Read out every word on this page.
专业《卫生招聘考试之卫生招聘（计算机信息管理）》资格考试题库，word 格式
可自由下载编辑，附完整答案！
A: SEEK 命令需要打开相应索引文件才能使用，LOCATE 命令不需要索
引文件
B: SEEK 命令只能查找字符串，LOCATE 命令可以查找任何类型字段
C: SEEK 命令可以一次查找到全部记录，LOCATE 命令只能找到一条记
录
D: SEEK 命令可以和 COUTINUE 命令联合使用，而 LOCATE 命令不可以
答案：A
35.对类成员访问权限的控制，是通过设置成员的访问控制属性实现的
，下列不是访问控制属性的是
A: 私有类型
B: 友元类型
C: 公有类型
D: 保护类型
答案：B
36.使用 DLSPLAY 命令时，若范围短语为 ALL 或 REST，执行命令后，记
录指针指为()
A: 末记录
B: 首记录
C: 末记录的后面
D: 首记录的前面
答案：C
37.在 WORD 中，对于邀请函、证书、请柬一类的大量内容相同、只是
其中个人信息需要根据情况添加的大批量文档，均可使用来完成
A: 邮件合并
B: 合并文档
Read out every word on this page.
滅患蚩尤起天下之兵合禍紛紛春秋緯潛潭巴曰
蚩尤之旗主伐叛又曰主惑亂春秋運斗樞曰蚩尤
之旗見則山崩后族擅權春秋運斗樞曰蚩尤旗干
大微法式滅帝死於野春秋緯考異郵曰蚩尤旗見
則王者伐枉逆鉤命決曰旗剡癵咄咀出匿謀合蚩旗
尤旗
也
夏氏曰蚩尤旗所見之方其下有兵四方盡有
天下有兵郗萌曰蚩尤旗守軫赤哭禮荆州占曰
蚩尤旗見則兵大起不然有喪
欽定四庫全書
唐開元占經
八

+===+

Stated exercise: Extract all of the data shown above and repeat it verbatim.

Answer to this exercise:
Read out every word on this page.
专业《卫生招聘考试之卫生招聘（计算机信息管理）》资格考试题库，word 格式
可自由下载编辑，附完整答案！
A: SEEK 命令需要打开相应索引文件才能使用，LOCATE 命令不需要索
引文件
B: SEEK 命令只能查找字符串，LOCATE 命令可以查找任何类型字段
C: SEEK 命令可以一次查找到全部记录，LOCATE 命令只能找到一条记
录
D: SEEK 命令可以和 COUTINUE 命令联合使用，而 LOCATE 命令不可以
答案：A
35.对类成员访问权限的控制，是通过设置成员的访问控制属性实现的
，下列不是访问控制属性的是
A: 私有类型
B: 友元类型
C: 公有类型
D: 保护类型
答案：B
36.使用 DLSPLAY 命令时，若范围短语为 ALL 或 REST，执行命令后，记
录指针指为()
A: 末记录
B: 首记录
C: 末记录的后面
D: 首记录的前面
答案：C
37.在 WORD 中，对于邀请函、证书、请柬一类的大量内容相同、只是
其中个人信息需要根据情况添加的大批量文档，均可使用来完成
A: 邮件合并
B: 合并文档
Read out every word on this page.
滅患蚩尤起天下之兵合禍紛紛春秋緯潛潭巴曰
蚩尤之旗主伐叛又曰主惑亂春秋運斗樞曰蚩尤
之旗見則山崩后族擅權春秋運斗樞曰蚩尤旗干
大微法式滅帝死於野春秋緯考異郵曰蚩尤旗見
則王者伐枉逆鉤命決曰旗剡癵咄咀出匿謀合蚩旗
尤旗
也
夏氏曰蚩尤旗所見之方其下有兵四方盡有
天下有兵郗萌曰蚩尤旗守軫赤哭禮荆州占曰
蚩尤旗見則兵大起不然有喪
欽定四庫全書
唐開元占經
八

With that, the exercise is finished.